(Saved data entries)
-------

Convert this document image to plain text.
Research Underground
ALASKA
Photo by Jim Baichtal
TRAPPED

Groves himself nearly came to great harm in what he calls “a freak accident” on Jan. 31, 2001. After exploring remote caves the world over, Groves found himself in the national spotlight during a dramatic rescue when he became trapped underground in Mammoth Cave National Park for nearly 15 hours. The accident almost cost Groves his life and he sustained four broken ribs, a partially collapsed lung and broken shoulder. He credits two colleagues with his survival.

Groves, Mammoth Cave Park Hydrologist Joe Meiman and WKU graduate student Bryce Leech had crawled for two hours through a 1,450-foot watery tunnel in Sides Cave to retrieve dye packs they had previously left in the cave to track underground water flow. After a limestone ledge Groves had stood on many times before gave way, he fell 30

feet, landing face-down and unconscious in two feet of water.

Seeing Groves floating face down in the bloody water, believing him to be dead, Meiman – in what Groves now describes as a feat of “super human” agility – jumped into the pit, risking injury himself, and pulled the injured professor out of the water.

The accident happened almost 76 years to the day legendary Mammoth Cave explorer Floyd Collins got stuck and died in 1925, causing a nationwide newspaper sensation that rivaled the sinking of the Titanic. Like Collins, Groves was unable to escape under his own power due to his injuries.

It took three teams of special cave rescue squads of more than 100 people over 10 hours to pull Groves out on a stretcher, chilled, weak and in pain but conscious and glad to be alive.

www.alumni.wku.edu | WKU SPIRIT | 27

-------

SET EXERCISE | Copy out the whole listing, exactly as written.

EXERCISE RESULT |
Convert this document image to plain text.
Research Underground
ALASKA
Photo by Jim Baichtal
TRAPPED

Groves himself nearly came to great harm in what he calls “a freak accident” on Jan. 31, 2001. After exploring remote caves the world over, Groves found himself in the national spotlight during a dramatic rescue when he became trapped underground in Mammoth Cave National Park for nearly 15 hours. The accident almost cost Groves his life and he sustained four broken ribs, a partially collapsed lung and broken shoulder. He credits two colleagues with his survival.

Groves, Mammoth Cave Park Hydrologist Joe Meiman and WKU graduate student Bryce Leech had crawled for two hours through a 1,450-foot watery tunnel in Sides Cave to retrieve dye packs they had previously left in the cave to track underground water flow. After a limestone ledge Groves had stood on many times before gave way, he fell 30

feet, landing face-down and unconscious in two feet of water.

Seeing Groves floating face down in the bloody water, believing him to be dead, Meiman – in what Groves now describes as a feat of “super human” agility – jumped into the pit, risking injury himself, and pulled the injured professor out of the water.

The accident happened almost 76 years to the day legendary Mammoth Cave explorer Floyd Collins got stuck and died in 1925, causing a nationwide newspaper sensation that rivaled the sinking of the Titanic. Like Collins, Groves was unable to escape under his own power due to his injuries.

It took three teams of special cave rescue squads of more than 100 people over 10 hours to pull Groves out on a stretcher, chilled, weak and in pain but conscious and glad to be alive.

www.alumni.wku.edu | WKU SPIRIT | 27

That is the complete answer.